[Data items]
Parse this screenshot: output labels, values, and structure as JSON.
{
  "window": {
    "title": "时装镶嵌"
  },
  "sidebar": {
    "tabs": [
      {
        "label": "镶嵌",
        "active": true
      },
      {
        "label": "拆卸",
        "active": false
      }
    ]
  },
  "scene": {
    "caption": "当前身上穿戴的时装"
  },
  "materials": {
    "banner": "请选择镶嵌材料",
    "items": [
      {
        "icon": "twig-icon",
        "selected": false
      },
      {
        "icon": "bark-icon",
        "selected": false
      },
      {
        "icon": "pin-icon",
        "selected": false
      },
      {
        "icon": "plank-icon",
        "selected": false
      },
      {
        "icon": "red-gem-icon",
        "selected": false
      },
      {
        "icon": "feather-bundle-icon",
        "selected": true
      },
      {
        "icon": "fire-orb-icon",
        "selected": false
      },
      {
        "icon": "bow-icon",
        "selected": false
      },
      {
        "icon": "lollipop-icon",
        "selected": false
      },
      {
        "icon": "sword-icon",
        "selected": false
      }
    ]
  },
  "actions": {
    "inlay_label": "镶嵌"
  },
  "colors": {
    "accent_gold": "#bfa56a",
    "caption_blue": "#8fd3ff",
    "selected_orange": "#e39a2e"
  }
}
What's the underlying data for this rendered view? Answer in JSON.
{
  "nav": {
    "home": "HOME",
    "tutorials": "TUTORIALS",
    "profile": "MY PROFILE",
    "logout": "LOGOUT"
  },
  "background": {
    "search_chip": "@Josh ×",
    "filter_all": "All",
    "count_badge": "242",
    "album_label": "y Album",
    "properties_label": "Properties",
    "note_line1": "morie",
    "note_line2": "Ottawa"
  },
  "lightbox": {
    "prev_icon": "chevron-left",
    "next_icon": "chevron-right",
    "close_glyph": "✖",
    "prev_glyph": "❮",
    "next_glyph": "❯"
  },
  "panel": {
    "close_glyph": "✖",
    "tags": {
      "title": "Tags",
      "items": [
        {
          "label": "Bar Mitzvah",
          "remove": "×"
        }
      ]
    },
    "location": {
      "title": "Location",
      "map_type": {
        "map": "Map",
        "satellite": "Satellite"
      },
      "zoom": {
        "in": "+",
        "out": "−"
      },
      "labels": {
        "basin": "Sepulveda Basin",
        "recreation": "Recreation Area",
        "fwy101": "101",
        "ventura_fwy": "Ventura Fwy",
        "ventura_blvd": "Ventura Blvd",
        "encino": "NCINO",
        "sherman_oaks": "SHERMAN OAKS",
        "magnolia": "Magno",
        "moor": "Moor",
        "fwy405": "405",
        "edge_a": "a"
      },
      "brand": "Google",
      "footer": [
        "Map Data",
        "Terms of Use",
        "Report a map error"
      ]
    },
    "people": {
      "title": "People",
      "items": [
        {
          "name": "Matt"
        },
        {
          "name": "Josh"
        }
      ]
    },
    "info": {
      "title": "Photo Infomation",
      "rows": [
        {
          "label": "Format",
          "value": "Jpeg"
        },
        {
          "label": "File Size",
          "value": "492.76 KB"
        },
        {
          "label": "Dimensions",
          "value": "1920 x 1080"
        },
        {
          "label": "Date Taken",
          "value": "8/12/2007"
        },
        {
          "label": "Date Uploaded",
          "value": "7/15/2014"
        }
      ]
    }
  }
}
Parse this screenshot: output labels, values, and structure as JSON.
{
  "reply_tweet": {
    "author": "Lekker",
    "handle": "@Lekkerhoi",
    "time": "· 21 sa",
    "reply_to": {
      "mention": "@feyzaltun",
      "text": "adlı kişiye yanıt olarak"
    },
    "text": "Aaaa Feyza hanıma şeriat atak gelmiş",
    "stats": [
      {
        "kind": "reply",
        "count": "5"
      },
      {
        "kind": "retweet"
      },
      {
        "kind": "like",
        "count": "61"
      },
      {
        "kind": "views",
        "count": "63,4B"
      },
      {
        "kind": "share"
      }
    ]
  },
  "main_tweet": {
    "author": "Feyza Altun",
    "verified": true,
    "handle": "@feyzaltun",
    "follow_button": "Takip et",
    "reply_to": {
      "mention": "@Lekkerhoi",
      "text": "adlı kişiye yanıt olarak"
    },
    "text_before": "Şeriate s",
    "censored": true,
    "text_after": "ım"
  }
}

## [GOAL]
Transcribe the material exactly as it reads.

## [THE RESULT]
Parse this screenshot: output labels, values, and structure as JSON.
{
  "window": {
    "title": "时装镶嵌"
  },
  "sidebar": {
    "tabs": [
      {
        "label": "镶嵌",
        "active": true
      },
      {
        "label": "拆卸",
        "active": false
      }
    ]
  },
  "scene": {
    "caption": "当前身上穿戴的时装"
  },
  "materials": {
    "banner": "请选择镶嵌材料",
    "items": [
      {
        "icon": "twig-icon",
        "selected": false
      },
      {
        "icon": "bark-icon",
        "selected": false
      },
      {
        "icon": "pin-icon",
        "selected": false
      },
      {
        "icon": "plank-icon",
        "selected": false
      },
      {
        "icon": "red-gem-icon",
        "selected": false
      },
      {
        "icon": "feather-bundle-icon",
        "selected": true
      },
      {
        "icon": "fire-orb-icon",
        "selected": false
      },
      {
        "icon": "bow-icon",
        "selected": false
      },
      {
        "icon": "lollipop-icon",
        "selected": false
      },
      {
        "icon": "sword-icon",
        "selected": false
      }
    ]
  },
  "actions": {
    "inlay_label": "镶嵌"
  },
  "colors": {
    "accent_gold": "#bfa56a",
    "caption_blue": "#8fd3ff",
    "selected_orange": "#e39a2e"
  }
}
What's the underlying data for this rendered view? Answer in JSON.
{
  "nav": {
    "home": "HOME",
    "tutorials": "TUTORIALS",
    "profile": "MY PROFILE",
    "logout": "LOGOUT"
  },
  "background": {
    "search_chip": "@Josh ×",
    "filter_all": "All",
    "count_badge": "242",
    "album_label": "y Album",
    "properties_label": "Properties",
    "note_line1": "morie",
    "note_line2": "Ottawa"
  },
  "lightbox": {
    "prev_icon": "chevron-left",
    "next_icon": "chevron-right",
    "close_glyph": "✖",
    "prev_glyph": "❮",
    "next_glyph": "❯"
  },
  "panel": {
    "close_glyph": "✖",
    "tags": {
      "title": "Tags",
      "items": [
        {
          "label": "Bar Mitzvah",
          "remove": "×"
        }
      ]
    },
    "location": {
      "title": "Location",
      "map_type": {
        "map": "Map",
        "satellite": "Satellite"
      },
      "zoom": {
        "in": "+",
        "out": "−"
      },
      "labels": {
        "basin": "Sepulveda Basin",
        "recreation": "Recreation Area",
        "fwy101": "101",
        "ventura_fwy": "Ventura Fwy",
        "ventura_blvd": "Ventura Blvd",
        "encino": "NCINO",
        "sherman_oaks": "SHERMAN OAKS",
        "magnolia": "Magno",
        "moor": "Moor",
        "fwy405": "405",
        "edge_a": "a"
      },
      "brand": "Google",
      "footer": [
        "Map Data",
        "Terms of Use",
        "Report a map error"
      ]
    },
    "people": {
      "title": "People",
      "items": [
        {
          "name": "Matt"
        },
        {
          "name": "Josh"
        }
      ]
    },
    "info": {
      "title": "Photo Infomation",
      "rows": [
        {
          "label": "Format",
          "value": "Jpeg"
        },
        {
          "label": "File Size",
          "value": "492.76 KB"
        },
        {
          "label": "Dimensions",
          "value": "1920 x 1080"
        },
        {
          "label": "Date Taken",
          "value": "8/12/2007"
        },
        {
          "label": "Date Uploaded",
          "value": "7/15/2014"
        }
      ]
    }
  }
}
Parse this screenshot: output labels, values, and structure as JSON.
{
  "reply_tweet": {
    "author": "Lekker",
    "handle": "@Lekkerhoi",
    "time": "· 21 sa",
    "reply_to": {
      "mention": "@feyzaltun",
      "text": "adlı kişiye yanıt olarak"
    },
    "text": "Aaaa Feyza hanıma şeriat atak gelmiş",
    "stats": [
      {
        "kind": "reply",
        "count": "5"
      },
      {
        "kind": "retweet"
      },
      {
        "kind": "like",
        "count": "61"
      },
      {
        "kind": "views",
        "count": "63,4B"
      },
      {
        "kind": "share"
      }
    ]
  },
  "main_tweet": {
    "author": "Feyza Altun",
    "verified": true,
    "handle": "@feyzaltun",
    "follow_button": "Takip et",
    "reply_to": {
      "mention": "@Lekkerhoi",
      "text": "adlı kişiye yanıt olarak"
    },
    "text_before": "Şeriate s",
    "censored": true,
    "text_after": "ım"
  }
}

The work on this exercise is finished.